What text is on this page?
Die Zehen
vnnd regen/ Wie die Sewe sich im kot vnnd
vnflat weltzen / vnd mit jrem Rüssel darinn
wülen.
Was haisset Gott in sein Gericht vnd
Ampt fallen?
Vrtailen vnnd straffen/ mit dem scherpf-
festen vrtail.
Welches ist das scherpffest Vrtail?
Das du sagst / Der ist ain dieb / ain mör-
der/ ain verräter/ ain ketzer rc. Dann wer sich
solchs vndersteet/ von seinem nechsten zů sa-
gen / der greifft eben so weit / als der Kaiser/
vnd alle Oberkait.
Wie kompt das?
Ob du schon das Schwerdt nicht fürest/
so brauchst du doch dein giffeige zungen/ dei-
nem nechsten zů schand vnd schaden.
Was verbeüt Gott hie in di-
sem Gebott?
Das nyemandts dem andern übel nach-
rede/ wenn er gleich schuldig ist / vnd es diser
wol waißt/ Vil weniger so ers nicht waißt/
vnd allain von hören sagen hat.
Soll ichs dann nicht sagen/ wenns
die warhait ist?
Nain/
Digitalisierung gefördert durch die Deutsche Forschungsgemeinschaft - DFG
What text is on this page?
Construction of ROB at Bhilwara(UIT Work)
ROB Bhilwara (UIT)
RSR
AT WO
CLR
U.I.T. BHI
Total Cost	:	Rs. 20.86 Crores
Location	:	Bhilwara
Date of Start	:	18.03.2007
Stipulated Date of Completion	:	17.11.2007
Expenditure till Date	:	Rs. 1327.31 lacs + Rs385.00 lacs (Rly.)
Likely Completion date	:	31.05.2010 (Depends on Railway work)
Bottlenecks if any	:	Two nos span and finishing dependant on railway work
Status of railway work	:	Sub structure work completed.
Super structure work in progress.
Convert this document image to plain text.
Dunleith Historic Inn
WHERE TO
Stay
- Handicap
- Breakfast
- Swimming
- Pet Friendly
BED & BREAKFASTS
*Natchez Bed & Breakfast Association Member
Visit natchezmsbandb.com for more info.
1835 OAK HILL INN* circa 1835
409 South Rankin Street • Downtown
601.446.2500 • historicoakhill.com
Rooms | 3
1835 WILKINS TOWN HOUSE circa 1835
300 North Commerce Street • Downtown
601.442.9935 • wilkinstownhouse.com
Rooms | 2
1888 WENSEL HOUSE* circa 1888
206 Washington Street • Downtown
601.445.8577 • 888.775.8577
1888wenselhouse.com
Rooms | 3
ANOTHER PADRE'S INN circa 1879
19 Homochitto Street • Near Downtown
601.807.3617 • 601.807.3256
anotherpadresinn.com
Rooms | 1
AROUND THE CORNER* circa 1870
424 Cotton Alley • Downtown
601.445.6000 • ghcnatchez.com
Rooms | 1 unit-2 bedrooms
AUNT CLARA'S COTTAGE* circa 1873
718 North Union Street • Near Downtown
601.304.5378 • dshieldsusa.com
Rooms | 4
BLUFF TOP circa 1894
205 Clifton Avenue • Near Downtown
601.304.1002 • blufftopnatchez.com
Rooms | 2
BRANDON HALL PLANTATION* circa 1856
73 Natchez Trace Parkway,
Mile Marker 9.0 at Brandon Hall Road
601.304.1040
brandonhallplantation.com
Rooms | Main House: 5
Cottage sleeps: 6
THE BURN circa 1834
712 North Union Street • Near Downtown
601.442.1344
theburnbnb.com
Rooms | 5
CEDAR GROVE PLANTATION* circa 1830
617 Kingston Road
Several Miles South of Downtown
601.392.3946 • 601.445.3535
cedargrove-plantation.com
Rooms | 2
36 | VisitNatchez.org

◆ ◆ ◆

AIM → Find and copy each line above that includes the string "North".

RESULT →
300 North Commerce Street • Downtown
718 North Union Street • Near Downtown
712 North Union Street • Near Downtown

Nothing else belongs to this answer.